# RECORDED DATA

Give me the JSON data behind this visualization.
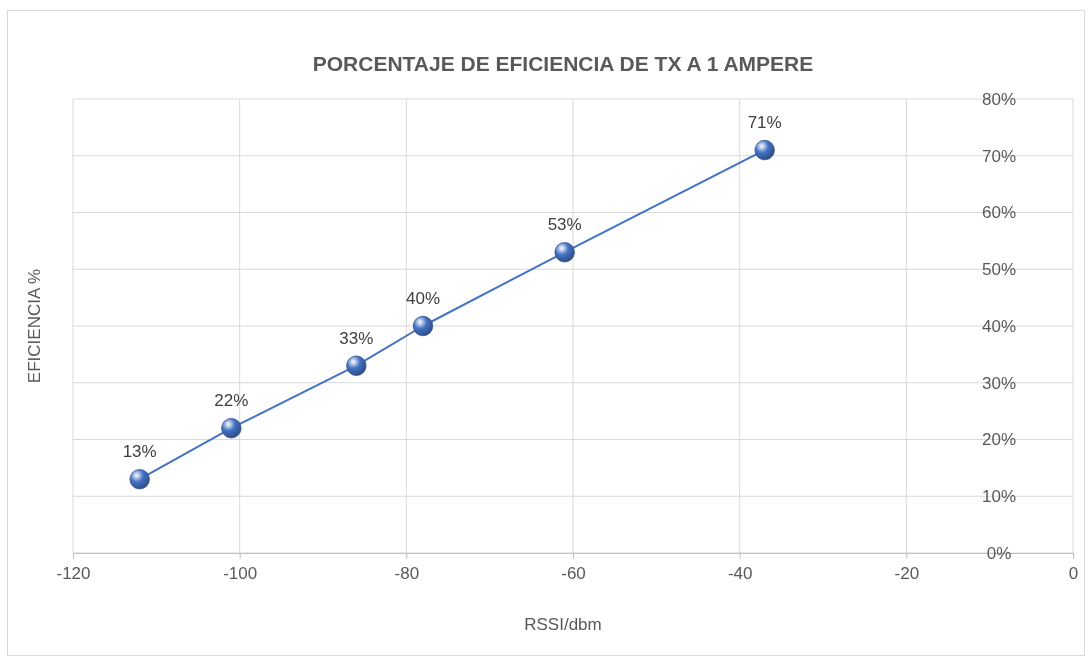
{
  "chart_data": {
    "type": "line",
    "title": "PORCENTAJE DE EFICIENCIA DE TX A 1 AMPERE",
    "xlabel": "RSSI/dbm",
    "ylabel": "EFICIENCIA %",
    "x": [
      -112,
      -101,
      -86,
      -78,
      -61,
      -37
    ],
    "series": [
      {
        "color": "#4472c4",
        "values": [
          13,
          22,
          33,
          40,
          53,
          71
        ],
        "value_labels": [
          "13%",
          "22%",
          "33%",
          "40%",
          "53%",
          "71%"
        ]
      }
    ],
    "xlim": [
      -120,
      0
    ],
    "xticks": [
      -120,
      -100,
      -80,
      -60,
      -40,
      -20,
      0
    ],
    "ylim": [
      0,
      80
    ],
    "yticks": [
      {
        "value": 0,
        "label": "0%"
      },
      {
        "value": 10,
        "label": "10%"
      },
      {
        "value": 20,
        "label": "20%"
      },
      {
        "value": 30,
        "label": "30%"
      },
      {
        "value": 40,
        "label": "40%"
      },
      {
        "value": 50,
        "label": "50%"
      },
      {
        "value": 60,
        "label": "60%"
      },
      {
        "value": 70,
        "label": "70%"
      },
      {
        "value": 80,
        "label": "80%"
      }
    ],
    "grid": true,
    "marker": "circle",
    "line_style": "solid"
  }
}
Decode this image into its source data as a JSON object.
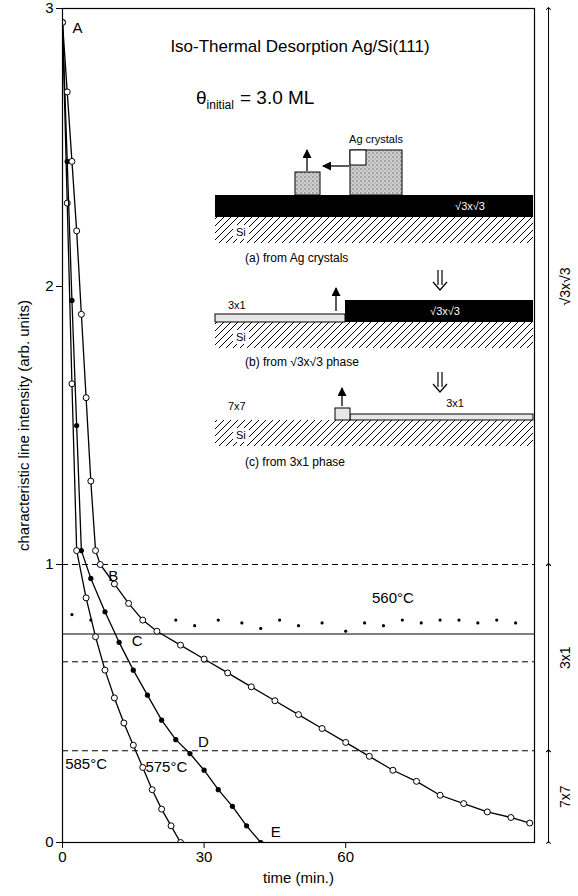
{
  "chart_data": {
    "type": "line",
    "title": "Iso-Thermal Desorption Ag/Si(111)",
    "subtitle": {
      "symbol": "θ",
      "subscript": "initial",
      "text": "= 3.0 ML"
    },
    "x_label": "time (min.)",
    "y_label": "characteristic line intensity (arb. units)",
    "xlim": [
      0,
      100
    ],
    "xticks": [
      0,
      30,
      60
    ],
    "ylim": [
      0,
      3
    ],
    "yticks": [
      0,
      1,
      2,
      3
    ],
    "grid": false,
    "series": [
      {
        "name": "585°C",
        "color": "#000000",
        "marker": "open circle",
        "line_style": "solid",
        "x": [
          0,
          1,
          2,
          3,
          5,
          7,
          9,
          11,
          13,
          15,
          17,
          19,
          21,
          23,
          25
        ],
        "values": [
          2.95,
          2.3,
          1.65,
          1.05,
          0.88,
          0.74,
          0.62,
          0.52,
          0.43,
          0.35,
          0.27,
          0.19,
          0.12,
          0.06,
          0.0
        ]
      },
      {
        "name": "575°C",
        "color": "#000000",
        "marker": "dot",
        "line_style": "solid",
        "x": [
          0,
          1,
          2,
          3,
          4,
          6,
          9,
          12,
          15,
          18,
          21,
          24,
          27,
          30,
          33,
          36,
          39,
          42
        ],
        "values": [
          2.95,
          2.45,
          1.95,
          1.5,
          1.05,
          0.95,
          0.83,
          0.72,
          0.62,
          0.53,
          0.44,
          0.37,
          0.32,
          0.26,
          0.19,
          0.13,
          0.06,
          0.0
        ]
      },
      {
        "name": "560°C",
        "color": "#000000",
        "marker": "open circle",
        "line_style": "solid",
        "x": [
          0,
          1,
          2,
          3,
          4,
          5,
          6,
          7,
          8,
          11,
          14,
          17,
          20,
          25,
          30,
          35,
          40,
          45,
          50,
          55,
          60,
          65,
          70,
          75,
          80,
          85,
          90,
          95,
          99
        ],
        "values": [
          2.95,
          2.7,
          2.45,
          2.2,
          1.9,
          1.6,
          1.3,
          1.05,
          1.0,
          0.93,
          0.86,
          0.8,
          0.76,
          0.71,
          0.66,
          0.61,
          0.56,
          0.51,
          0.46,
          0.41,
          0.36,
          0.31,
          0.26,
          0.22,
          0.17,
          0.14,
          0.11,
          0.09,
          0.07
        ]
      },
      {
        "type": "scatter",
        "color": "#000000",
        "marker": "dot",
        "x": [
          2,
          6,
          24,
          28,
          33,
          38,
          42,
          46,
          50,
          55,
          60,
          64,
          68,
          72,
          76,
          80,
          84,
          88,
          92,
          96
        ],
        "values": [
          0.82,
          0.8,
          0.8,
          0.78,
          0.8,
          0.79,
          0.77,
          0.8,
          0.78,
          0.79,
          0.76,
          0.79,
          0.78,
          0.8,
          0.79,
          0.8,
          0.8,
          0.79,
          0.8,
          0.79
        ]
      }
    ],
    "reference_lines": [
      {
        "value": 1.0,
        "line_style": "dashed"
      },
      {
        "value": 0.75,
        "line_style": "solid"
      },
      {
        "value": 0.65,
        "line_style": "dashed"
      },
      {
        "value": 0.33,
        "line_style": "dashed"
      }
    ],
    "phases": [
      {
        "label": "√3x√3",
        "from": 1.0,
        "to": 3.0
      },
      {
        "label": "3x1",
        "from": 0.33,
        "to": 1.0
      },
      {
        "label": "7x7",
        "from": 0,
        "to": 0.33
      }
    ],
    "point_labels": [
      {
        "text": "A",
        "x": 0,
        "y": 2.95
      },
      {
        "text": "B",
        "x": 8,
        "y": 1.0
      },
      {
        "text": "C",
        "x": 13,
        "y": 0.69
      },
      {
        "text": "D",
        "x": 27,
        "y": 0.32
      },
      {
        "text": "E",
        "x": 42,
        "y": 0
      }
    ],
    "inset": {
      "panels": [
        {
          "caption": "(a) from Ag crystals",
          "crystals": "Ag crystals",
          "layer": "√3x√3",
          "substrate": "Si"
        },
        {
          "caption": "(b) from √3x√3 phase",
          "left_phase": "3x1",
          "right_phase": "√3x√3",
          "substrate": "Si"
        },
        {
          "caption": "(c) from 3x1 phase",
          "left_phase": "7x7",
          "right_phase": "3x1",
          "substrate": "Si"
        }
      ]
    }
  }
}
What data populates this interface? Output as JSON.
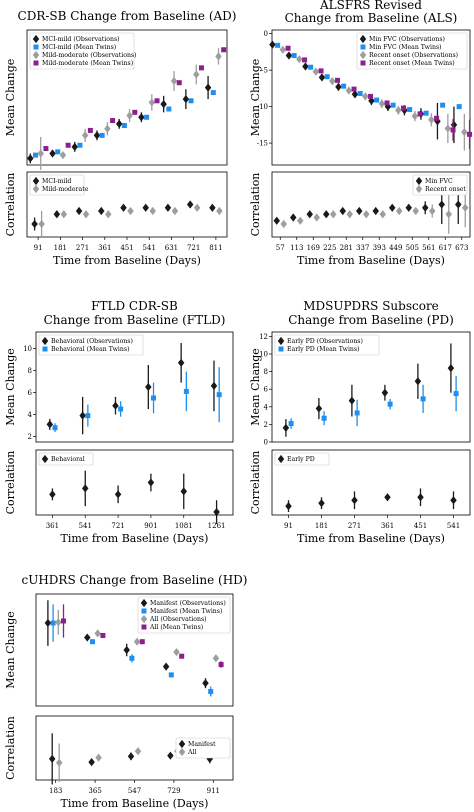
{
  "colors": {
    "black": "#1a1a1a",
    "blue": "#1f8fef",
    "gray": "#9e9e9e",
    "purple": "#8c1f8c"
  },
  "chart_data": [
    {
      "id": "ad",
      "type": "scatter",
      "title": [
        "CDR-SB Change from Baseline (AD)"
      ],
      "xlabel": "Time from Baseline (Days)",
      "ylabel": "Mean Change",
      "ylabel2": "Correlation",
      "categories": [
        "91",
        "181",
        "271",
        "361",
        "451",
        "541",
        "631",
        "721",
        "811"
      ],
      "ylim": [
        0,
        4.1
      ],
      "yticks": [],
      "ylim2": [
        0,
        1
      ],
      "yticks2": [],
      "legend": "top-left",
      "legend2": "top-left",
      "series": [
        {
          "name": "MCI-mild (Observations)",
          "color": "black",
          "marker": "D",
          "values": [
            0.2,
            0.35,
            0.55,
            0.9,
            1.25,
            1.45,
            1.85,
            2.0,
            2.35
          ],
          "err": [
            0.15,
            0.1,
            0.15,
            0.15,
            0.15,
            0.15,
            0.25,
            0.3,
            0.35
          ]
        },
        {
          "name": "MCI-mild (Mean Twins)",
          "color": "blue",
          "marker": "s",
          "values": [
            0.3,
            0.4,
            0.6,
            0.9,
            1.2,
            1.45,
            1.7,
            1.95,
            2.2
          ],
          "err": [
            0,
            0,
            0,
            0,
            0,
            0,
            0,
            0,
            0
          ]
        },
        {
          "name": "Mild-moderate (Observations)",
          "color": "gray",
          "marker": "D",
          "values": [
            0.35,
            0.3,
            0.9,
            1.1,
            1.5,
            1.9,
            2.55,
            2.75,
            3.3
          ],
          "err": [
            0.5,
            0.1,
            0.2,
            0.2,
            0.2,
            0.25,
            0.3,
            0.3,
            0.25
          ]
        },
        {
          "name": "Mild-moderate (Mean Twins)",
          "color": "purple",
          "marker": "s",
          "values": [
            0.5,
            0.6,
            1.05,
            1.35,
            1.6,
            1.95,
            2.5,
            2.95,
            3.5
          ],
          "err": [
            0,
            0,
            0,
            0,
            0,
            0,
            0,
            0,
            0
          ]
        }
      ],
      "correlation": [
        {
          "name": "MCI-mild",
          "color": "black",
          "values": [
            0.2,
            0.35,
            0.4,
            0.4,
            0.45,
            0.45,
            0.45,
            0.5,
            0.45
          ],
          "err": [
            0.1,
            0.05,
            0.05,
            0.05,
            0.05,
            0.05,
            0.05,
            0.05,
            0.05
          ]
        },
        {
          "name": "Mild-moderate",
          "color": "gray",
          "values": [
            0.2,
            0.35,
            0.35,
            0.35,
            0.4,
            0.4,
            0.4,
            0.45,
            0.4
          ],
          "err": [
            0.2,
            0.05,
            0.05,
            0.05,
            0.05,
            0.05,
            0.05,
            0.05,
            0.05
          ]
        }
      ]
    },
    {
      "id": "als",
      "type": "scatter",
      "title": [
        "ALSFRS Revised",
        "Change from Baseline (ALS)"
      ],
      "xlabel": "Time from Baseline (Days)",
      "ylabel": "Mean Change",
      "ylabel2": "Correlation",
      "categories": [
        "57",
        "113",
        "169",
        "225",
        "281",
        "337",
        "393",
        "449",
        "505",
        "561",
        "617",
        "673"
      ],
      "ylim": [
        -18,
        0.5
      ],
      "yticks": [
        0,
        -5,
        -10,
        -15
      ],
      "ylim2": [
        0,
        1
      ],
      "yticks2": [],
      "legend": "top-right",
      "legend2": "top-right",
      "series": [
        {
          "name": "Min FVC (Observations)",
          "color": "black",
          "marker": "D",
          "values": [
            -1.5,
            -3.0,
            -4.5,
            -6.0,
            -7.3,
            -8.3,
            -9.2,
            -10.0,
            -10.5,
            -11.0,
            -12.0,
            -12.5
          ],
          "err": [
            0.3,
            0.3,
            0.4,
            0.4,
            0.5,
            0.5,
            0.6,
            0.6,
            0.7,
            0.8,
            2.5,
            2.5
          ]
        },
        {
          "name": "Min FVC (Mean Twins)",
          "color": "blue",
          "marker": "s",
          "values": [
            -1.6,
            -3.0,
            -4.6,
            -5.9,
            -7.2,
            -8.2,
            -9.1,
            -9.8,
            -10.4,
            -10.9,
            -9.8,
            -10.0
          ],
          "err": [
            0,
            0,
            0,
            0,
            0,
            0,
            0,
            0,
            0,
            0,
            0,
            0
          ]
        },
        {
          "name": "Recent onset (Observations)",
          "color": "gray",
          "marker": "D",
          "values": [
            -2.2,
            -3.5,
            -5.2,
            -6.5,
            -7.8,
            -8.6,
            -9.6,
            -10.5,
            -11.3,
            -11.8,
            -13.0,
            -13.5
          ],
          "err": [
            0.3,
            0.3,
            0.4,
            0.4,
            0.5,
            0.5,
            0.6,
            0.6,
            0.7,
            0.9,
            2.0,
            2.5
          ]
        },
        {
          "name": "Recent onset (Mean Twins)",
          "color": "purple",
          "marker": "s",
          "values": [
            -2.0,
            -3.6,
            -5.1,
            -6.4,
            -7.6,
            -8.6,
            -9.5,
            -10.2,
            -11.0,
            -11.6,
            -13.2,
            -13.8
          ],
          "err": [
            0,
            0,
            0,
            0,
            0,
            0,
            0,
            0,
            0,
            0,
            1.5,
            2.0
          ]
        }
      ],
      "correlation": [
        {
          "name": "Min FVC",
          "color": "black",
          "values": [
            0.25,
            0.3,
            0.35,
            0.35,
            0.4,
            0.4,
            0.4,
            0.45,
            0.45,
            0.45,
            0.5,
            0.5
          ],
          "err": [
            0.05,
            0.05,
            0.05,
            0.05,
            0.05,
            0.05,
            0.05,
            0.05,
            0.05,
            0.1,
            0.3,
            0.3
          ]
        },
        {
          "name": "Recent onset",
          "color": "gray",
          "values": [
            0.2,
            0.25,
            0.3,
            0.35,
            0.35,
            0.35,
            0.35,
            0.4,
            0.4,
            0.4,
            0.35,
            0.45
          ],
          "err": [
            0.05,
            0.05,
            0.05,
            0.05,
            0.05,
            0.05,
            0.05,
            0.05,
            0.05,
            0.1,
            0.3,
            0.3
          ]
        }
      ]
    },
    {
      "id": "ftld",
      "type": "scatter",
      "title": [
        "FTLD CDR-SB",
        "Change from Baseline (FTLD)"
      ],
      "xlabel": "Time from Baseline (Days)",
      "ylabel": "Mean Change",
      "ylabel2": "Correlation",
      "categories": [
        "361",
        "541",
        "721",
        "901",
        "1081",
        "1261"
      ],
      "ylim": [
        1.5,
        11.5
      ],
      "yticks": [
        2,
        4,
        6,
        8,
        10
      ],
      "ylim2": [
        -0.1,
        1
      ],
      "yticks2": [],
      "legend": "top-left",
      "legend2": "top-left",
      "series": [
        {
          "name": "Behavioral (Observations)",
          "color": "black",
          "marker": "D",
          "values": [
            3.1,
            3.9,
            4.8,
            6.5,
            8.7,
            6.6
          ],
          "err": [
            0.5,
            1.7,
            0.8,
            2.0,
            1.8,
            2.3
          ]
        },
        {
          "name": "Behavioral (Mean Twins)",
          "color": "blue",
          "marker": "s",
          "values": [
            2.8,
            3.9,
            4.5,
            5.5,
            6.1,
            5.8
          ],
          "err": [
            0.4,
            1.0,
            0.7,
            1.4,
            1.8,
            2.5
          ]
        }
      ],
      "correlation": [
        {
          "name": "Behavioral",
          "color": "black",
          "values": [
            0.25,
            0.35,
            0.25,
            0.45,
            0.3,
            -0.05
          ],
          "err": [
            0.1,
            0.3,
            0.15,
            0.15,
            0.3,
            0.2
          ]
        }
      ]
    },
    {
      "id": "pd",
      "type": "scatter",
      "title": [
        "MDSUPDRS Subscore",
        "Change from Baseline (PD)"
      ],
      "xlabel": "Time from Baseline (Days)",
      "ylabel": "Mean Change",
      "ylabel2": "Correlation",
      "categories": [
        "91",
        "181",
        "271",
        "361",
        "451",
        "541"
      ],
      "ylim": [
        0,
        12.5
      ],
      "yticks": [
        0,
        2,
        4,
        6,
        8,
        10,
        12
      ],
      "ylim2": [
        -0.1,
        1
      ],
      "yticks2": [],
      "legend": "top-left",
      "legend2": "top-left",
      "series": [
        {
          "name": "Early PD (Observations)",
          "color": "black",
          "marker": "D",
          "values": [
            1.6,
            3.8,
            4.7,
            5.6,
            6.9,
            8.4
          ],
          "err": [
            1.0,
            1.2,
            1.8,
            0.9,
            2.0,
            2.8
          ]
        },
        {
          "name": "Early PD (Mean Twins)",
          "color": "blue",
          "marker": "s",
          "values": [
            2.1,
            2.7,
            3.3,
            4.3,
            4.9,
            5.5
          ],
          "err": [
            0.6,
            0.8,
            1.5,
            0.6,
            1.6,
            2.0
          ]
        }
      ],
      "correlation": [
        {
          "name": "Early PD",
          "color": "black",
          "values": [
            0.05,
            0.1,
            0.15,
            0.2,
            0.2,
            0.15
          ],
          "err": [
            0.1,
            0.1,
            0.15,
            0.05,
            0.15,
            0.15
          ]
        }
      ]
    },
    {
      "id": "hd",
      "type": "scatter",
      "title": [
        "cUHDRS Change from Baseline (HD)"
      ],
      "xlabel": "Time from Baseline (Days)",
      "ylabel": "Mean Change",
      "ylabel2": "Correlation",
      "categories": [
        "183",
        "365",
        "547",
        "729",
        "911"
      ],
      "ylim": [
        -2.6,
        0.1
      ],
      "yticks": [],
      "ylim2": [
        0,
        1
      ],
      "yticks2": [],
      "legend": "top-right",
      "legend2": "right",
      "series": [
        {
          "name": "Manifest (Observations)",
          "color": "black",
          "marker": "D",
          "values": [
            -0.6,
            -0.95,
            -1.25,
            -1.65,
            -2.05
          ],
          "err": [
            0.55,
            0.05,
            0.15,
            0.05,
            0.12
          ]
        },
        {
          "name": "Manifest (Mean Twins)",
          "color": "blue",
          "marker": "s",
          "values": [
            -0.6,
            -1.05,
            -1.45,
            -1.85,
            -2.25
          ],
          "err": [
            0.45,
            0.03,
            0.1,
            0.03,
            0.12
          ]
        },
        {
          "name": "All (Observations)",
          "color": "gray",
          "marker": "D",
          "values": [
            -0.58,
            -0.85,
            -1.05,
            -1.3,
            -1.45
          ],
          "err": [
            0.3,
            0.05,
            0.06,
            0.05,
            0.08
          ]
        },
        {
          "name": "All (Mean Twins)",
          "color": "purple",
          "marker": "s",
          "values": [
            -0.55,
            -0.9,
            -1.05,
            -1.4,
            -1.6
          ],
          "err": [
            0.4,
            0.05,
            0.06,
            0.05,
            0.08
          ]
        }
      ],
      "correlation": [
        {
          "name": "Manifest",
          "color": "black",
          "values": [
            0.33,
            0.28,
            0.37,
            0.38,
            0.33
          ],
          "err": [
            0.4,
            0.02,
            0.06,
            0.04,
            0.07
          ]
        },
        {
          "name": "All",
          "color": "gray",
          "values": [
            0.27,
            0.35,
            0.45,
            0.45,
            0.5
          ],
          "err": [
            0.3,
            0.02,
            0.04,
            0.03,
            0.04
          ]
        }
      ]
    }
  ]
}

# TASK BRIEF
Give every line of the material that includes the string "Recent".

# RESPONSE TO THIS TASK
          "name": "Recent onset (Observations)",
          "name": "Recent onset (Mean Twins)",
          "name": "Recent onset",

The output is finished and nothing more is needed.